:: Written task ::
Type out all the records word for word. Any pictures are to be left out.

:: Extracted information ::
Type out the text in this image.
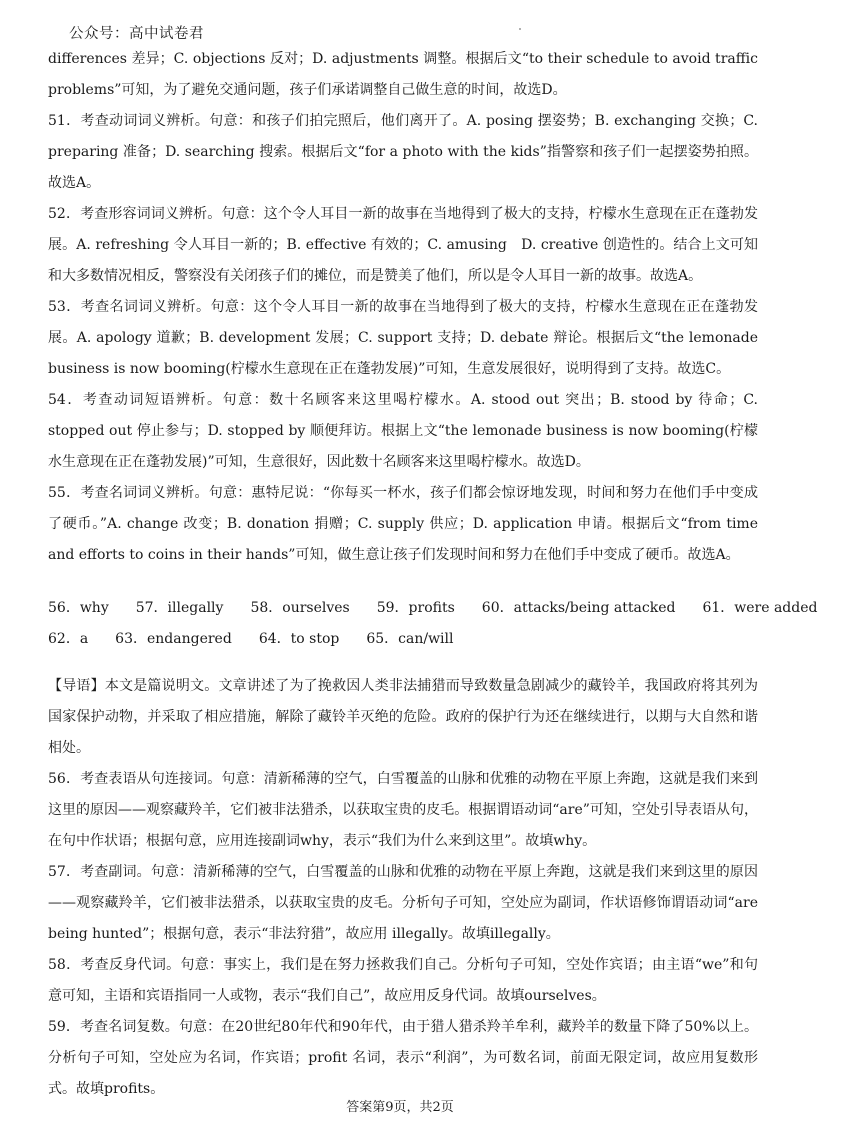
公众号：高中试卷君

differences 差异；C. objections 反对；D. adjustments 调整。根据后文“to their schedule to avoid traffic problems”可知，为了避免交通问题，孩子们承诺调整自己做生意的时间，故选D。

51．考查动词词义辨析。句意：和孩子们拍完照后，他们离开了。A. posing 摆姿势；B. exchanging 交换；C. preparing 准备；D. searching 搜索。根据后文“for a photo with the kids”指警察和孩子们一起摆姿势拍照。故选A。

52．考查形容词词义辨析。句意：这个令人耳目一新的故事在当地得到了极大的支持，柠檬水生意现在正在蓬勃发展。A. refreshing 令人耳目一新的；B. effective 有效的；C. amusing　D. creative 创造性的。结合上文可知和大多数情况相反，警察没有关闭孩子们的摊位，而是赞美了他们，所以是令人耳目一新的故事。故选A。

53．考查名词词义辨析。句意：这个令人耳目一新的故事在当地得到了极大的支持，柠檬水生意现在正在蓬勃发展。A. apology 道歉；B. development 发展；C. support 支持；D. debate 辩论。根据后文“the lemonade business is now booming(柠檬水生意现在正在蓬勃发展)”可知，生意发展很好，说明得到了支持。故选C。

54．考查动词短语辨析。句意：数十名顾客来这里喝柠檬水。A. stood out 突出；B. stood by 待命；C. stopped out 停止参与；D. stopped by 顺便拜访。根据上文“the lemonade business is now booming(柠檬水生意现在正在蓬勃发展)”可知，生意很好，因此数十名顾客来这里喝柠檬水。故选D。

55．考查名词词义辨析。句意：惠特尼说：“你每买一杯水，孩子们都会惊讶地发现，时间和努力在他们手中变成了硬币。”A. change 改变；B. donation 捐赠；C. supply 供应；D. application 申请。根据后文“from time and efforts to coins in their hands”可知，做生意让孩子们发现时间和努力在他们手中变成了硬币。故选A。

56．why 57．illegally 58．ourselves 59．profits 60．attacks/being attacked 61．were added
62．a 63．endangered 64．to stop 65．can/will

【导语】本文是篇说明文。文章讲述了为了挽救因人类非法捕猎而导致数量急剧减少的藏铃羊，我国政府将其列为国家保护动物，并采取了相应措施，解除了藏铃羊灭绝的危险。政府的保护行为还在继续进行，以期与大自然和谐相处。

56．考查表语从句连接词。句意：清新稀薄的空气，白雪覆盖的山脉和优雅的动物在平原上奔跑，这就是我们来到这里的原因——观察藏羚羊，它们被非法猎杀，以获取宝贵的皮毛。根据谓语动词“are”可知，空处引导表语从句，在句中作状语；根据句意，应用连接副词why，表示“我们为什么来到这里”。故填why。

57．考查副词。句意：清新稀薄的空气，白雪覆盖的山脉和优雅的动物在平原上奔跑，这就是我们来到这里的原因——观察藏羚羊，它们被非法猎杀，以获取宝贵的皮毛。分析句子可知，空处应为副词，作状语修饰谓语动词“are being hunted”；根据句意，表示“非法狩猎”，故应用 illegally。故填illegally。

58．考查反身代词。句意：事实上，我们是在努力拯救我们自己。分析句子可知，空处作宾语；由主语“we”和句意可知，主语和宾语指同一人或物，表示“我们自己”，故应用反身代词。故填ourselves。

59．考查名词复数。句意：在20世纪80年代和90年代，由于猎人猎杀羚羊牟利，藏羚羊的数量下降了50%以上。分析句子可知，空处应为名词，作宾语；profit 名词，表示“利润”，为可数名词，前面无限定词，故应用复数形式。故填profits。

答案第9页，共2页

:: Result of this exercise ::
Type out the text in this image.
公众号：高中试卷君

differences 差异；C. objections 反对；D. adjustments 调整。根据后文“to their schedule to avoid traffic problems”可知，为了避免交通问题，孩子们承诺调整自己做生意的时间，故选D。

51．考查动词词义辨析。句意：和孩子们拍完照后，他们离开了。A. posing 摆姿势；B. exchanging 交换；C. preparing 准备；D. searching 搜索。根据后文“for a photo with the kids”指警察和孩子们一起摆姿势拍照。故选A。

52．考查形容词词义辨析。句意：这个令人耳目一新的故事在当地得到了极大的支持，柠檬水生意现在正在蓬勃发展。A. refreshing 令人耳目一新的；B. effective 有效的；C. amusing　D. creative 创造性的。结合上文可知和大多数情况相反，警察没有关闭孩子们的摊位，而是赞美了他们，所以是令人耳目一新的故事。故选A。

53．考查名词词义辨析。句意：这个令人耳目一新的故事在当地得到了极大的支持，柠檬水生意现在正在蓬勃发展。A. apology 道歉；B. development 发展；C. support 支持；D. debate 辩论。根据后文“the lemonade business is now booming(柠檬水生意现在正在蓬勃发展)”可知，生意发展很好，说明得到了支持。故选C。

54．考查动词短语辨析。句意：数十名顾客来这里喝柠檬水。A. stood out 突出；B. stood by 待命；C. stopped out 停止参与；D. stopped by 顺便拜访。根据上文“the lemonade business is now booming(柠檬水生意现在正在蓬勃发展)”可知，生意很好，因此数十名顾客来这里喝柠檬水。故选D。

55．考查名词词义辨析。句意：惠特尼说：“你每买一杯水，孩子们都会惊讶地发现，时间和努力在他们手中变成了硬币。”A. change 改变；B. donation 捐赠；C. supply 供应；D. application 申请。根据后文“from time and efforts to coins in their hands”可知，做生意让孩子们发现时间和努力在他们手中变成了硬币。故选A。

56．why 57．illegally 58．ourselves 59．profits 60．attacks/being attacked 61．were added
62．a 63．endangered 64．to stop 65．can/will

【导语】本文是篇说明文。文章讲述了为了挽救因人类非法捕猎而导致数量急剧减少的藏铃羊，我国政府将其列为国家保护动物，并采取了相应措施，解除了藏铃羊灭绝的危险。政府的保护行为还在继续进行，以期与大自然和谐相处。

56．考查表语从句连接词。句意：清新稀薄的空气，白雪覆盖的山脉和优雅的动物在平原上奔跑，这就是我们来到这里的原因——观察藏羚羊，它们被非法猎杀，以获取宝贵的皮毛。根据谓语动词“are”可知，空处引导表语从句，在句中作状语；根据句意，应用连接副词why，表示“我们为什么来到这里”。故填why。

57．考查副词。句意：清新稀薄的空气，白雪覆盖的山脉和优雅的动物在平原上奔跑，这就是我们来到这里的原因——观察藏羚羊，它们被非法猎杀，以获取宝贵的皮毛。分析句子可知，空处应为副词，作状语修饰谓语动词“are being hunted”；根据句意，表示“非法狩猎”，故应用 illegally。故填illegally。

58．考查反身代词。句意：事实上，我们是在努力拯救我们自己。分析句子可知，空处作宾语；由主语“we”和句意可知，主语和宾语指同一人或物，表示“我们自己”，故应用反身代词。故填ourselves。

59．考查名词复数。句意：在20世纪80年代和90年代，由于猎人猎杀羚羊牟利，藏羚羊的数量下降了50%以上。分析句子可知，空处应为名词，作宾语；profit 名词，表示“利润”，为可数名词，前面无限定词，故应用复数形式。故填profits。

答案第9页，共2页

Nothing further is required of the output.